(A block of data)
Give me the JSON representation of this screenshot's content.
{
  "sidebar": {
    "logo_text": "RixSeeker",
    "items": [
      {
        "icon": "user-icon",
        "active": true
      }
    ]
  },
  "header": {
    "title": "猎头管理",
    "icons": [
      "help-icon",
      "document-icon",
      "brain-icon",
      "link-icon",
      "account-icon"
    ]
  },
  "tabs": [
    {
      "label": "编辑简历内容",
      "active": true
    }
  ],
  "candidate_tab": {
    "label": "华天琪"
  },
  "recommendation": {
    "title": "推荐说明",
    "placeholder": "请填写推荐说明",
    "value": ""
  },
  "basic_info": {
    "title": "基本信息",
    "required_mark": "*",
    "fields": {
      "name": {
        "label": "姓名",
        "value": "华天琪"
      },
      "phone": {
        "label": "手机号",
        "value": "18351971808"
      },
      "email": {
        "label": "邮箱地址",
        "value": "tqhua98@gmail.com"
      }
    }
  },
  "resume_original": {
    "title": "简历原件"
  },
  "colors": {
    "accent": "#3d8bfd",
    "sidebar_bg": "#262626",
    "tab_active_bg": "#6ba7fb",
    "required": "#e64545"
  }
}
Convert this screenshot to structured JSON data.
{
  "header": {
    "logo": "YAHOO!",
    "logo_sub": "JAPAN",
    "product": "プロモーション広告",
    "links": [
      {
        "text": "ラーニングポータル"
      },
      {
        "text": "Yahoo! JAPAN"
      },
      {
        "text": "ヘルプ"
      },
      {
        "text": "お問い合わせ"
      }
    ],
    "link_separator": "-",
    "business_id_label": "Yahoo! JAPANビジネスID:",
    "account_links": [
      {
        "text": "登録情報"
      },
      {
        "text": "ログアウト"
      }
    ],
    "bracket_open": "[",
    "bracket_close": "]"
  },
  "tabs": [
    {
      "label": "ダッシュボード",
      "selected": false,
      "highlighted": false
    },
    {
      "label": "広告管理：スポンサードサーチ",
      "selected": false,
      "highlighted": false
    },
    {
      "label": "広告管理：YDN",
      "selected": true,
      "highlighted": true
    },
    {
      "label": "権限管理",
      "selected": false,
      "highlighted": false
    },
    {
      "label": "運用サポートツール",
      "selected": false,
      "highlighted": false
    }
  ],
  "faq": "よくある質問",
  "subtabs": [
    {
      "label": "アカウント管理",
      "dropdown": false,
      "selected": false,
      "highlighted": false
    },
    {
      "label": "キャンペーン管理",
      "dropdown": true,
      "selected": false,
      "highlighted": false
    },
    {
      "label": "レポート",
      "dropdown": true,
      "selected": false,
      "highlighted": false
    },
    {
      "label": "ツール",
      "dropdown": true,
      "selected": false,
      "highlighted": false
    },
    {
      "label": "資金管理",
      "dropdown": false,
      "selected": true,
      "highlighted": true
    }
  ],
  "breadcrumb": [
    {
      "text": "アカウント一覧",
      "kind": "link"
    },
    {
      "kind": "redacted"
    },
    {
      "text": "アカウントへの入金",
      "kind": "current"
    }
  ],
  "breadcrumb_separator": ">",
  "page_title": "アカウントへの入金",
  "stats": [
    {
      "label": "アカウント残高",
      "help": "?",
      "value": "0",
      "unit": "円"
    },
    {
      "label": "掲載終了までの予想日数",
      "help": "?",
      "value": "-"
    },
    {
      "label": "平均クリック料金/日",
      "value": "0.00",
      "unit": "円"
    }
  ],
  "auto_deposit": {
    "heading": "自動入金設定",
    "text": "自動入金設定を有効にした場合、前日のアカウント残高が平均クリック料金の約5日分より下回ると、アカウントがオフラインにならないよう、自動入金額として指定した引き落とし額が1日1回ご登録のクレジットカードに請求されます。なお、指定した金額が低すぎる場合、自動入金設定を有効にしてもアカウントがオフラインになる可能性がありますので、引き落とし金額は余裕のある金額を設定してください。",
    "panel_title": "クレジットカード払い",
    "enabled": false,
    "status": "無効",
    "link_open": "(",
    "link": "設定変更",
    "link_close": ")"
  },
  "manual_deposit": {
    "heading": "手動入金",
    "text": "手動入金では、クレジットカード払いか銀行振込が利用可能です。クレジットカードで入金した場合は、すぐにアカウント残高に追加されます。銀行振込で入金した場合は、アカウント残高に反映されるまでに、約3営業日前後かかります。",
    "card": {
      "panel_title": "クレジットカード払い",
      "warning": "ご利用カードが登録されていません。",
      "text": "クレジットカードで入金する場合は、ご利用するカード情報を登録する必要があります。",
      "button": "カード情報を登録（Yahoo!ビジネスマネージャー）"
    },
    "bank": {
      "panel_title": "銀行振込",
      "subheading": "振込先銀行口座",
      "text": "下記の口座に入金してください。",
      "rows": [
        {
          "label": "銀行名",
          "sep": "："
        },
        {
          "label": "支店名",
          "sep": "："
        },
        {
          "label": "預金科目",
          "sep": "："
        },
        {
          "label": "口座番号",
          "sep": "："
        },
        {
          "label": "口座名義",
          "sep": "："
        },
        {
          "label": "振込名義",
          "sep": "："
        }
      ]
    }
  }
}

### [WRITTEN TASK]
Search the preceding listing for the word "広告管理" and pull out every line that holds it.

### [EXERCISE ANSWER]
      "label": "広告管理：スポンサードサーチ",
      "label": "広告管理：YDN",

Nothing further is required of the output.